**Try it**
Reproduce the following material exactly, including every line.

**The data**
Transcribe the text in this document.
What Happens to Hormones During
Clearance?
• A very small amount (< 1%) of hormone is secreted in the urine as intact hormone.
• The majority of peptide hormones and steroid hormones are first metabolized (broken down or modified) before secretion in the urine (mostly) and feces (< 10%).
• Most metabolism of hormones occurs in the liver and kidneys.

**Solution to this task**
Transcribe the text in this document.
What Happens to Hormones During
Clearance?
• A very small amount (< 1%) of hormone is secreted in the urine as intact hormone.
• The majority of peptide hormones and steroid hormones are first metabolized (broken down or modified) before secretion in the urine (mostly) and feces (< 10%).
• Most metabolism of hormones occurs in the liver and kidneys.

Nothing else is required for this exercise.